+++ Data section +++
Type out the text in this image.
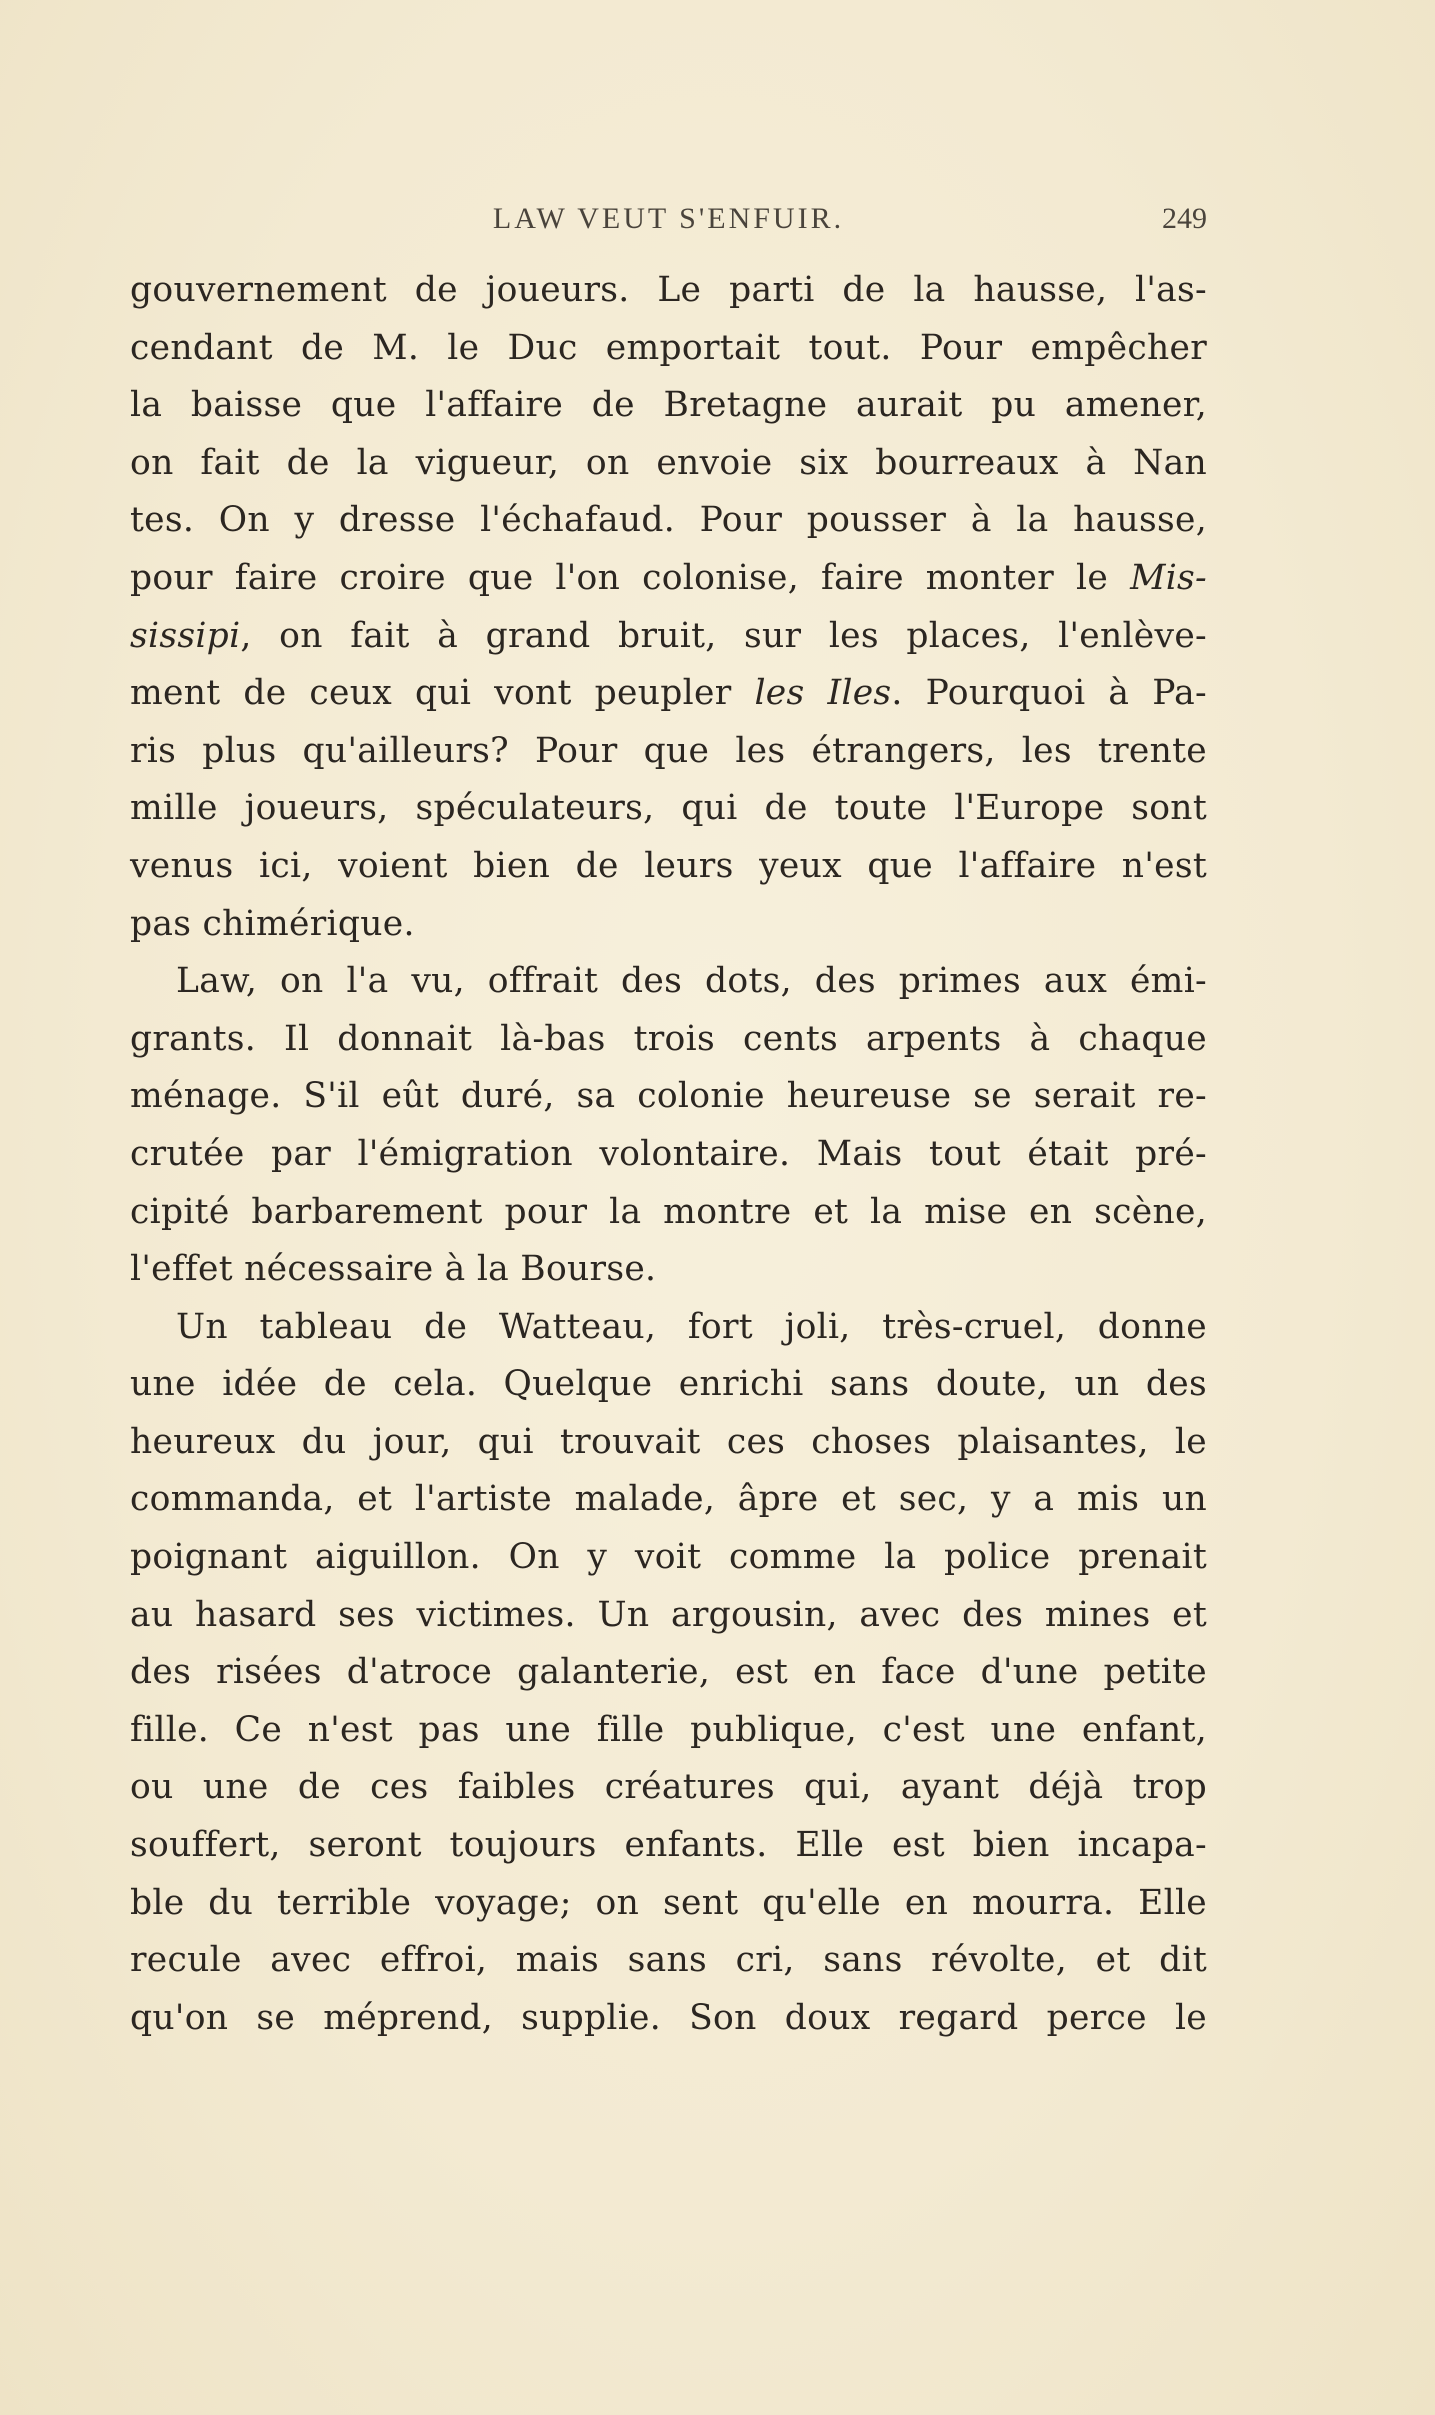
LAW VEUT S'ENFUIR.	249
gouvernement de joueurs. Le parti de la hausse, l'as-
cendant de M. le Duc emportait tout. Pour empêcher
la baisse que l'affaire de Bretagne aurait pu amener,
on fait de la vigueur, on envoie six bourreaux à Nan
tes. On y dresse l'échafaud. Pour pousser à la hausse,
pour faire croire que l'on colonise, faire monter le Mis-
sissipi, on fait à grand bruit, sur les places, l'enlève-
ment de ceux qui vont peupler les Iles. Pourquoi à Pa-
ris plus qu'ailleurs? Pour que les étrangers, les trente
mille joueurs, spéculateurs, qui de toute l'Europe sont
venus ici, voient bien de leurs yeux que l'affaire n'est
pas chimérique.
Law, on l'a vu, offrait des dots, des primes aux émi-
grants. Il donnait là-bas trois cents arpents à chaque
ménage. S'il eût duré, sa colonie heureuse se serait re-
crutée par l'émigration volontaire. Mais tout était pré-
cipité barbarement pour la montre et la mise en scène,
l'effet nécessaire à la Bourse.
Un tableau de Watteau, fort joli, très-cruel, donne
une idée de cela. Quelque enrichi sans doute, un des
heureux du jour, qui trouvait ces choses plaisantes, le
commanda, et l'artiste malade, âpre et sec, y a mis un
poignant aiguillon. On y voit comme la police prenait
au hasard ses victimes. Un argousin, avec des mines et
des risées d'atroce galanterie, est en face d'une petite
fille. Ce n'est pas une fille publique, c'est une enfant,
ou une de ces faibles créatures qui, ayant déjà trop
souffert, seront toujours enfants. Elle est bien incapa-
ble du terrible voyage; on sent qu'elle en mourra. Elle
recule avec effroi, mais sans cri, sans révolte, et dit
qu'on se méprend, supplie. Son doux regard perce le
+++
Challenge
Reproduce each line of the entries in which the word "affaire" is found.

Solution for this problem
la baisse que l'affaire de Bretagne aurait pu amener,
venus ici, voient bien de leurs yeux que l'affaire n'est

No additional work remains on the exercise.